**Task material**
----------------

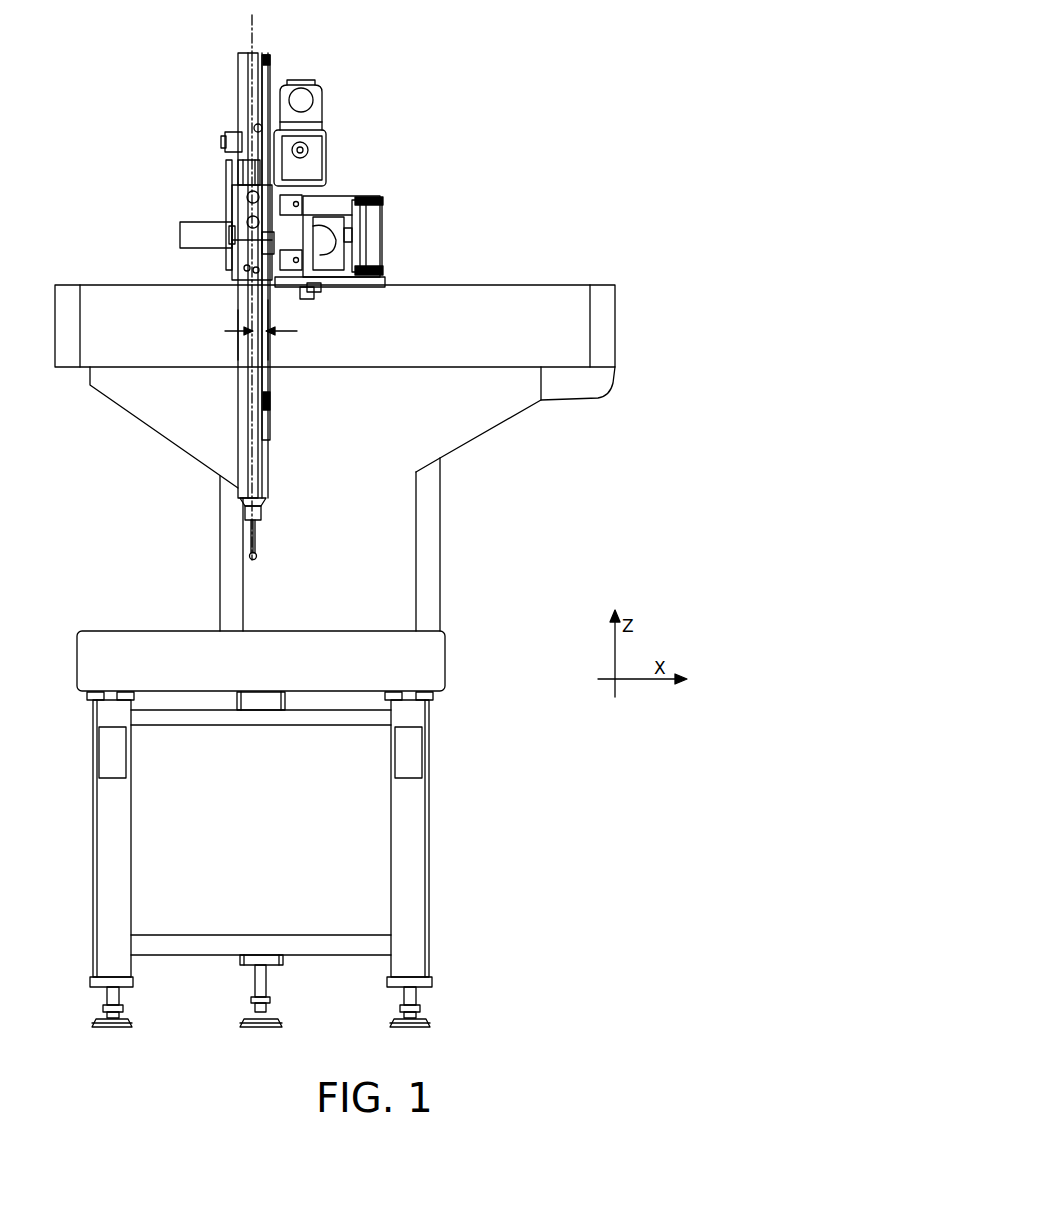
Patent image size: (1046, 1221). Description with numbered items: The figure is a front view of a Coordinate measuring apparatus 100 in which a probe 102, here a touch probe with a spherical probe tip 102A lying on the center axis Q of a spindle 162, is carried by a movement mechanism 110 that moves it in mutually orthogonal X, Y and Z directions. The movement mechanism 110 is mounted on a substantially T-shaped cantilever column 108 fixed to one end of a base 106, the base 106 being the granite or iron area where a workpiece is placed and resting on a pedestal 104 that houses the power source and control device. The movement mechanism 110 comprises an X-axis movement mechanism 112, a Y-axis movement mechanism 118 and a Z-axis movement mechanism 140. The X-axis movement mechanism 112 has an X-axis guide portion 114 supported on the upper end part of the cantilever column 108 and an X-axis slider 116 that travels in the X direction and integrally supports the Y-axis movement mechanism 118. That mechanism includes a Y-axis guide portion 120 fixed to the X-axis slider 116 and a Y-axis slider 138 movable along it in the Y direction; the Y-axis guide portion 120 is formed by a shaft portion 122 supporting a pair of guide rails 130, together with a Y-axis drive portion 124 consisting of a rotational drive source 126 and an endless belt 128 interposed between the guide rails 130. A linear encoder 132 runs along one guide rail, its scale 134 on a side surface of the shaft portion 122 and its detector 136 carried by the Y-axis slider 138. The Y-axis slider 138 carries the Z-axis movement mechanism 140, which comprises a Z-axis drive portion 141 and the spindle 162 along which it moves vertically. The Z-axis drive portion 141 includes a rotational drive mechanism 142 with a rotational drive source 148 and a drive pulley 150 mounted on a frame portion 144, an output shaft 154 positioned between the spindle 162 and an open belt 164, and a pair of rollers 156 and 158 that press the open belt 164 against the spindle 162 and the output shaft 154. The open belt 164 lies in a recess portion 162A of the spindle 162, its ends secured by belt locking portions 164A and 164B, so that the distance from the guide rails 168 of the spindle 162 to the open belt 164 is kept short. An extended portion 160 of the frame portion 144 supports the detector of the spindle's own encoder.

The Coordinate measuring apparatus 100 is at (474, 521).
The probe 102 is at (258, 542).
The probe tip 102A is at (258, 557).
The pedestal 104 is at (363, 833).
The base 106 is at (382, 671).
The cantilever column 108 is at (368, 451).
The movement mechanism 110 is at (505, 301).
The X-axis movement mechanism 112 is at (584, 268).
The X-axis guide portion 114 is at (520, 345).
The X-axis slider 116 is at (378, 283).
The Y-axis movement mechanism 118 is at (491, 239).
The Y-axis guide portion 120 is at (356, 190).
The shaft portion 122 is at (325, 199).
The Y-axis drive portion 124 is at (174, 205).
The rotational drive source 126 is at (185, 236).
The endless belt 128 is at (268, 217).
The pair of guide rails 130 is at (300, 210).
The linear encoder 132 is at (272, 328).
The scale 134 is at (318, 287).
The detector 136 is at (305, 298).
The Y-axis slider 138 is at (246, 271).
The Z-axis movement mechanism 140 is at (390, 301).
The Z-axis drive portion 141 is at (390, 185).
The rotational drive mechanism 142 is at (468, 122).
The frame portion 144 is at (305, 170).
The rotational drive source 148 is at (303, 93).
The drive pulley 150 is at (326, 140).
The output shaft 154 is at (308, 150).
The roller 156 is at (238, 176).
The roller 158 is at (256, 127).
The extended portion 160 is at (225, 136).
The spindle 162 is at (240, 455).
The recess portion 162A is at (265, 338).
The open belt 164 is at (268, 366).
The belt locking portion 164A is at (270, 58).
The belt locking portion 164B is at (270, 405).
The guide rails 168 is at (250, 413).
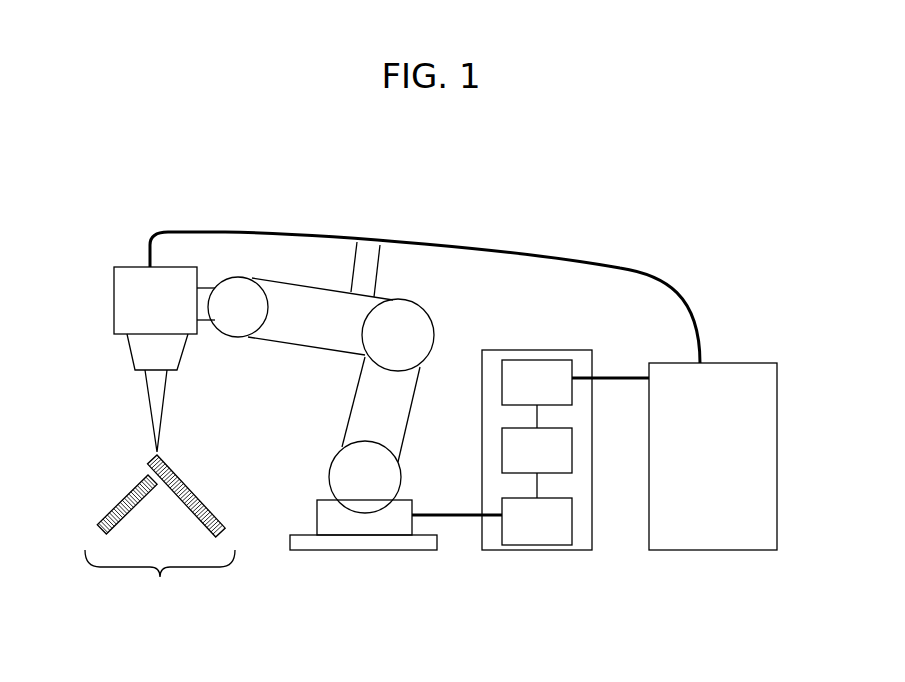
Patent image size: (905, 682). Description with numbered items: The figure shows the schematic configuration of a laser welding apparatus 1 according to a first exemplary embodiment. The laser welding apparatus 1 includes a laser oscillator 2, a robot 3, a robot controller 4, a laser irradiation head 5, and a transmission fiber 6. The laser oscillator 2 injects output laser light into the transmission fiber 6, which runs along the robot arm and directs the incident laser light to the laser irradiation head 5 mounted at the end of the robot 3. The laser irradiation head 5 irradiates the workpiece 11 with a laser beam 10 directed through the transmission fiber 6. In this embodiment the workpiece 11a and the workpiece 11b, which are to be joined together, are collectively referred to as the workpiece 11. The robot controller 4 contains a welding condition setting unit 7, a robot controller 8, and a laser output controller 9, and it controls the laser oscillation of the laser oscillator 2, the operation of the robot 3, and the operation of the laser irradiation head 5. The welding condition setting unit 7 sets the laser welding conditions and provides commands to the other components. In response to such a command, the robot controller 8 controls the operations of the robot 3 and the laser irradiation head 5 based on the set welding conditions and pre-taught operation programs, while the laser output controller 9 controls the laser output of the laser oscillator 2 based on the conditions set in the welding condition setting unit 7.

The laser welding apparatus 1 is at (735, 645).
The laser oscillator 2 is at (718, 513).
The robot 3 is at (305, 560).
The robot controller 4 is at (482, 553).
The laser irradiation head 5 is at (140, 297).
The transmission fiber 6 is at (247, 229).
The welding condition setting unit 7 is at (557, 442).
The robot controller 8 is at (553, 522).
The laser output controller 9 is at (527, 372).
The laser beam 10 is at (148, 390).
The workpiece 11 is at (160, 579).
The workpiece 11a is at (193, 493).
The workpiece 11b is at (127, 493).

----------------

**Problem statement**
Gather every line in the items above that contains the word "irradiation", and copy each one out in full.

**Result of this task**
Patent image size: (905, 682). Description with numbered items: The figure shows the schematic configuration of a laser welding apparatus 1 according to a first exemplary embodiment. The laser welding apparatus 1 includes a laser oscillator 2, a robot 3, a robot controller 4, a laser irradiation head 5, and a transmission fiber 6. The laser oscillator 2 injects output laser light into the transmission fiber 6, which runs along the robot arm and directs the incident laser light to the laser irradiation head 5 mounted at the end of the robot 3. The laser irradiation head 5 irradiates the workpiece 11 with a laser beam 10 directed through the transmission fiber 6. In this embodiment the workpiece 11a and the workpiece 11b, which are to be joined together, are collectively referred to as the workpiece 11. The robot controller 4 contains a welding condition setting unit 7, a robot controller 8, and a laser output controller 9, and it controls the laser oscillation of the laser oscillator 2, the operation of the robot 3, and the operation of the laser irradiation head 5. The welding condition setting unit 7 sets the laser welding conditions and provides commands to the other components. In response to such a command, the robot controller 8 controls the operations of the robot 3 and the laser irradiation head 5 based on the set welding conditions and pre-taught operation programs, while the laser output controller 9 controls the laser output of the laser oscillator 2 based on the conditions set in the welding condition setting unit 7.
The laser irradiation head 5 is at (140, 297).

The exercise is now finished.